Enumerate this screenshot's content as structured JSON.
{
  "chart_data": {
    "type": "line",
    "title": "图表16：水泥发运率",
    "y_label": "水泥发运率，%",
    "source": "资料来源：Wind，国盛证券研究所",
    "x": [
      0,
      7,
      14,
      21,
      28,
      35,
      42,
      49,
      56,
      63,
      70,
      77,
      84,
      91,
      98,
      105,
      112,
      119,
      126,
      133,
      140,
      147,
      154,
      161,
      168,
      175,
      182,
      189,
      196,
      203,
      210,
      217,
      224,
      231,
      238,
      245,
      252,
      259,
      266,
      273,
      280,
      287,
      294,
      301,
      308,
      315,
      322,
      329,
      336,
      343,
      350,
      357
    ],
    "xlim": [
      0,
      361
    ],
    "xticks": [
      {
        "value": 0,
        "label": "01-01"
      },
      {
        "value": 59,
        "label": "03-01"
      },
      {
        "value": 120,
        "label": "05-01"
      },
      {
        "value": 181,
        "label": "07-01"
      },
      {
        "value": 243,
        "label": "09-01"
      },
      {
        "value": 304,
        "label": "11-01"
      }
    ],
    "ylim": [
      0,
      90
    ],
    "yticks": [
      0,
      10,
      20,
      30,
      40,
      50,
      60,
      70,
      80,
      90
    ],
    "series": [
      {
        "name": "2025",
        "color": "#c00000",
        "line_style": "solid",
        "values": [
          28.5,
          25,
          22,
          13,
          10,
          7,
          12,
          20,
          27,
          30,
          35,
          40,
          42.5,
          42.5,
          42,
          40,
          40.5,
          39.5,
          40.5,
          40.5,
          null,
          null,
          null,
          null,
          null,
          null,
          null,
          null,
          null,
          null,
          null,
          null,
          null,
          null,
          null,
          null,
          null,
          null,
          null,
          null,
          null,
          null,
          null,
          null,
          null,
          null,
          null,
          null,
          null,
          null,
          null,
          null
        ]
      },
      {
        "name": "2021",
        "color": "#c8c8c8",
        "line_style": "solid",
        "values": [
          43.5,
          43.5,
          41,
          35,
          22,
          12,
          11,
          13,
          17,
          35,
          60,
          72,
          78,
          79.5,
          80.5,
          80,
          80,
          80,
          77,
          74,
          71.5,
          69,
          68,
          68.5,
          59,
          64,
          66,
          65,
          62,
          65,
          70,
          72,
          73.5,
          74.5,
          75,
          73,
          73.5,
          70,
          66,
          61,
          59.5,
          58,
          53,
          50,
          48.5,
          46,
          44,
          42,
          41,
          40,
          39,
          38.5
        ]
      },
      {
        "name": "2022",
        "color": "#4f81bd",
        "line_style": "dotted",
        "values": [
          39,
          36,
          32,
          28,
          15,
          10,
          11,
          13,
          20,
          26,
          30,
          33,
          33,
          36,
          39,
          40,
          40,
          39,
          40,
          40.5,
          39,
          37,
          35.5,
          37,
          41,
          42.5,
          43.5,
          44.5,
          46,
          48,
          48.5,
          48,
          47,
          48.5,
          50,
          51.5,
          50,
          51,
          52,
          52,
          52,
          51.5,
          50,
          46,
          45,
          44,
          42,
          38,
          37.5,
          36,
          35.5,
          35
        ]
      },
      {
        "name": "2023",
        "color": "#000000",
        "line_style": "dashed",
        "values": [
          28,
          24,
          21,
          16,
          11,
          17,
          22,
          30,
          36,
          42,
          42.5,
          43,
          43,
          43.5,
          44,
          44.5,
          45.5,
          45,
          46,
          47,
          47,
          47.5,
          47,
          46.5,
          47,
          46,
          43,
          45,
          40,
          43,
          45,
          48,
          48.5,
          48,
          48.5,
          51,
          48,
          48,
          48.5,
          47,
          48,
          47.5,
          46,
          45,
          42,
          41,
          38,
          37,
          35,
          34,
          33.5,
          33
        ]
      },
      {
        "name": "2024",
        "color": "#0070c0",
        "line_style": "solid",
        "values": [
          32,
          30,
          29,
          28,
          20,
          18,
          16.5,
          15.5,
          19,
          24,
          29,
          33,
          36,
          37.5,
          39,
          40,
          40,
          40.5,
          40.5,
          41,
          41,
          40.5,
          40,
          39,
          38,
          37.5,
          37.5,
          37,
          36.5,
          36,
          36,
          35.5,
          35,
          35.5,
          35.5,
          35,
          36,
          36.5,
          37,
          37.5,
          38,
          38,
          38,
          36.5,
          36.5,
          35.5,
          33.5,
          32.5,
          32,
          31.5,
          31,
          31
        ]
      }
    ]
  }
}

════════════════

Your objective: Select and copy each line from the data that includes the word "color".

Task answer:
        "color": "#c00000",
        "color": "#c8c8c8",
        "color": "#4f81bd",
        "color": "#000000",
        "color": "#0070c0",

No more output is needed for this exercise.